Problems to work on =
A. Please list each principal named in the excerpt below other than the Plaintiff, together with the school each one led.
B. For each statement, answer yes or no according to the excerpt below, and quote the words that decide it. (i) The Plaintiff earned a higher salary than Mr. Roberts. (ii) The Plaintiff served as Principal of Fieldcrest Elementary until June 30, 2011. (iii) The other principals received an average increase of 4%.

According to the applicable legal standard, all allegations contained in Plaintiff's Amended Complaint are taken as true for purposes of determining the instant Motion to Dismiss. See Tamayo,526 F.3d at 1081. As such, the facts relevant to Plaintiff's claims are as follows. From July 1, 2007 through June 30, 2010, Plaintiff was employed as Principal of Fieldcrest Elementary. (Doc. 13-1 at 4). In addition to administrative duties, she taught special education classes for the first two years, and provided intervention as needed for the third year. (Doc. 13-1 at

5). Plaintiff was the only female administrator employed in the Fieldcrest School District ("the District") during that time. (Doc. 13-1 at 5). When she became Principal, Fieldcrest Elementary had been without a full-time principal for several years. (Doc. 13-1 at 5). During that time period, Fieldcrest Elementary staff members became unsatisfied with their working conditions and were uncooperative. (Doc. 13-1 at 5). During Plaintiff's employment, the District did not provide her with health benefits, which were paid to the male principals, because of benefits she was receiving from her spouse's employment. (Doc. 13-1 at 6). Additionally, Plaintiff's salary was less than Mr. Demay (Principal at Fieldcrest West) and Mr. Lapp (Principal at Fieldcrest High School), but was more than Mr. Roberts (Principal at Fieldcrest East). (Doc. 13-1 at 6).

On July 6, 2009, Superintendent Vincent informed Plaintiff that she would receive a 1% increase whereas the other principals received an average of a 4% increase. (Doc. 13-1 at 7). Prior to that time, Plaintiff had been involved in numerous discussions about her performance and her inability to resolve the growing number of conflicts among the staff members at Fieldcrest Elementary (Doc. 13-1 at 7-8). By March 30, 2010 the Fieldcrest Community Unit School Board ("School Board") had decided not to renew Plaintiff's employment contract after Superintendent Vincent recommended her non-renewal. (Doc. 13-1 at 8).

Defendants assert that Plaintiff's claims should be dismissed because Plaintiff has failed to adequately state a claim upon which relief can be granted for unequal pay. (Doc. 21 at 2). Additionally, Defendants argue that Plaintiff's retaliation claims under Title VII and the IHRA should be dismissed because the alleged protected conduct cannot have motivated what she alleges to be a retaliatory discharge, because the decision not to rehire her was made prior to the alleged protected conduct. (Doc. 21 at 2). Plaintiff's state law discriminatory pay and retaliatory discharge claims should also be dismissed for the same reasons that her federal claims should be dismissed. (Doc. 21 at 2). Furthermore, Plaintiff's retaliation claim under the Illinois Whistleblower Act, 740 ILCS 174/1, should be dismissed because such a claim is preempted by the IHRA, 775 ILCS 5/1-102 and because the Whistleblower Act provides Plaintiff no remedy based on the facts alleged in the Amended Complaint. (Doc. 21 at 2).

Material provided =
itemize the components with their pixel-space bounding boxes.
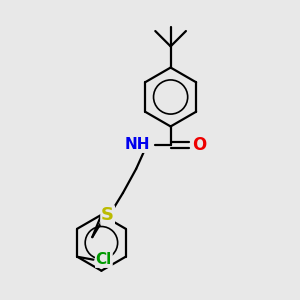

Results of the exercise =
A.
Mr. Demay: Fieldcrest West
Mr. Lapp: Fieldcrest High School
Mr. Roberts: Fieldcrest East

B.
(i) Yes: "but was more than Mr. Roberts (Principal at Fieldcrest East)"
(ii) No: "From July 1, 2007 through June 30, 2010, Plaintiff was employed as Principal of Fieldcrest Elementary"
(iii) Yes: "whereas the other principals received an average of a 4% increase"